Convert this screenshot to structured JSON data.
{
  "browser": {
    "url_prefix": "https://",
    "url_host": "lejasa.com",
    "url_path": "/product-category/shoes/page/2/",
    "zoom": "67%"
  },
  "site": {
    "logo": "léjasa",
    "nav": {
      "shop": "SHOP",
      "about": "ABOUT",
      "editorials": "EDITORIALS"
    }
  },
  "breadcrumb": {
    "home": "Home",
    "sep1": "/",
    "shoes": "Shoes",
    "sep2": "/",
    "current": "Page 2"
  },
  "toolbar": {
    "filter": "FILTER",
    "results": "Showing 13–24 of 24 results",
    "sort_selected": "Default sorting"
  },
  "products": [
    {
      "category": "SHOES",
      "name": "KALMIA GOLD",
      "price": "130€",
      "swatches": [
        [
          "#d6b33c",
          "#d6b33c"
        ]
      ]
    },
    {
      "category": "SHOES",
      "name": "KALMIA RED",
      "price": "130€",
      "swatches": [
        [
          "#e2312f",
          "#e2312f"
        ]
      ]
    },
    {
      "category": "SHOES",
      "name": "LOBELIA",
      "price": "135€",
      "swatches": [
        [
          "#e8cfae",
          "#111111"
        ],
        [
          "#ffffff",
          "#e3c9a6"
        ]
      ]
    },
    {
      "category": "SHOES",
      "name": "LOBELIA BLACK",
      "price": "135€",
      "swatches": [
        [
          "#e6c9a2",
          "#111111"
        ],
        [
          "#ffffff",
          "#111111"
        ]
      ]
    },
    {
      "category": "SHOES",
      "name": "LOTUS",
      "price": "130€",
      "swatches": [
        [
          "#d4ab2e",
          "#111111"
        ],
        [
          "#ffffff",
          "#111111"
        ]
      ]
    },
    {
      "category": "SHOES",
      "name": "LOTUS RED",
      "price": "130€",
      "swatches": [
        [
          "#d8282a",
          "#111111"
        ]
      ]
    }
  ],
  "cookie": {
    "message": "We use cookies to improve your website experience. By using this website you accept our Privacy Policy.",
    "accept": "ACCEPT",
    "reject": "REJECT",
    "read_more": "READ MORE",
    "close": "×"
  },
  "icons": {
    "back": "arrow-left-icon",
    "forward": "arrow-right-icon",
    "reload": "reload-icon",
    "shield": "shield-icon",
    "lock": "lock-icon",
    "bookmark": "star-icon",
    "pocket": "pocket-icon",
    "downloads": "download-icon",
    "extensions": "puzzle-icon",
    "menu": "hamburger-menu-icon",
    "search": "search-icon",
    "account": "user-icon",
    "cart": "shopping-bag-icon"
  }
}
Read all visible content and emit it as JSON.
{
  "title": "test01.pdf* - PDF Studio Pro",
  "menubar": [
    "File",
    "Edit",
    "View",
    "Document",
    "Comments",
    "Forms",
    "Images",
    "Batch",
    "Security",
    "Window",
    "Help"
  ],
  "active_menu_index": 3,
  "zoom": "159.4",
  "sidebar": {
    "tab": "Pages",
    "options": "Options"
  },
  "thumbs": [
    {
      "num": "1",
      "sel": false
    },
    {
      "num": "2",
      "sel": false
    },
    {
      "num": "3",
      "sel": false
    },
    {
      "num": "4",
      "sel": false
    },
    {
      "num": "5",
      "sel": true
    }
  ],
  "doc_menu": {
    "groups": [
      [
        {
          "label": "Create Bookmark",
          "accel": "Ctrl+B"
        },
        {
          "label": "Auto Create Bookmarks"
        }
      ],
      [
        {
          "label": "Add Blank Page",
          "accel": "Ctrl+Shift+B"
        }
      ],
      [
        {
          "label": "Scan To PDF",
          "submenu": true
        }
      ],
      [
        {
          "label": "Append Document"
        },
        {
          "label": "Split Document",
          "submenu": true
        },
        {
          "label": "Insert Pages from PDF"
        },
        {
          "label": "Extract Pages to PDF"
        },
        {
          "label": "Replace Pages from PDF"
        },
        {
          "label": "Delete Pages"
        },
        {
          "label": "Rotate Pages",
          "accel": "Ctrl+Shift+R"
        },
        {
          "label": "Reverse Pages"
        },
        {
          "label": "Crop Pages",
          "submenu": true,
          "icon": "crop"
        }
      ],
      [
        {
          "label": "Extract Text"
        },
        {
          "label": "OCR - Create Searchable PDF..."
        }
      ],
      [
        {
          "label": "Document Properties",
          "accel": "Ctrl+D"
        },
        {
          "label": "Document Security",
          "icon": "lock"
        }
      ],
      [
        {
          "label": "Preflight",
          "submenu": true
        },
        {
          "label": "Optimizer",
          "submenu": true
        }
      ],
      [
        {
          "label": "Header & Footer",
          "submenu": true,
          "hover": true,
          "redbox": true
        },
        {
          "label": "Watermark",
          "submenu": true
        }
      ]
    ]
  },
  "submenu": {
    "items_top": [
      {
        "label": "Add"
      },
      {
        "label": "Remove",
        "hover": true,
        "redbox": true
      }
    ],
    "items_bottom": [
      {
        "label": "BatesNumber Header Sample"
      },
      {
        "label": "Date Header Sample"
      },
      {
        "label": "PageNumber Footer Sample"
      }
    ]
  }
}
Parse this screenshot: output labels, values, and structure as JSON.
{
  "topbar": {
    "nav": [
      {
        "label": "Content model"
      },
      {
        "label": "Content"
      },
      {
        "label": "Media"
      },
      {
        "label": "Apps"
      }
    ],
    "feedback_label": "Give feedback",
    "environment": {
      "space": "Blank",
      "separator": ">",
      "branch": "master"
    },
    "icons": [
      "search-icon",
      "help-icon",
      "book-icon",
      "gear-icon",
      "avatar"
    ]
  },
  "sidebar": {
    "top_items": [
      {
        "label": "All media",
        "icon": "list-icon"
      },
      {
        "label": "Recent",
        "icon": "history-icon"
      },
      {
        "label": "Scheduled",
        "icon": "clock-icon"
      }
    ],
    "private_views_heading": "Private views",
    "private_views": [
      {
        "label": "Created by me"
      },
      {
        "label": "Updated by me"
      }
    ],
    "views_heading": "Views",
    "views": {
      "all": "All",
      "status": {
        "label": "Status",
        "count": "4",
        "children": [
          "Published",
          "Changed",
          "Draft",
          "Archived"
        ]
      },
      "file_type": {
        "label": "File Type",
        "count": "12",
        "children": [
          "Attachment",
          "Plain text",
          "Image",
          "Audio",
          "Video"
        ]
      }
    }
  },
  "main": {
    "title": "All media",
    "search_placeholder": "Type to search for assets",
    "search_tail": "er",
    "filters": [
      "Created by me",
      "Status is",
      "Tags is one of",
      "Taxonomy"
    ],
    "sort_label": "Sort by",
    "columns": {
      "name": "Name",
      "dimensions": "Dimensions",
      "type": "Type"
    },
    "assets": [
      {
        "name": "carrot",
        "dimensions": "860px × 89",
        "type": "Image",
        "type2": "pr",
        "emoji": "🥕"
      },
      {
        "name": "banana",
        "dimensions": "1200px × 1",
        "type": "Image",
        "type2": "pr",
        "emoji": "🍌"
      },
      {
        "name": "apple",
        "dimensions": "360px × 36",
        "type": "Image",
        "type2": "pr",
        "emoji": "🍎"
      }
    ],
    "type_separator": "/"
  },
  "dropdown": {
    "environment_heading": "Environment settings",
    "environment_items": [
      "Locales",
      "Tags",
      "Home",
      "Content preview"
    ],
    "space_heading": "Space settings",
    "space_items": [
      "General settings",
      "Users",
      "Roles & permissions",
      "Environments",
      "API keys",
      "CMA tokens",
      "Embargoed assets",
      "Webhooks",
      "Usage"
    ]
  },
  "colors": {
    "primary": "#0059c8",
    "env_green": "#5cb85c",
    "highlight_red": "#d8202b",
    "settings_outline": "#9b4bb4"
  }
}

--------

## [REQUIREMENTS]
In the lines above, locate the string "Footer". Copy every line where it occurs.

## [ANSWER FOR THE TASK]
          "label": "Header & Footer",
        "label": "PageNumber Footer Sample"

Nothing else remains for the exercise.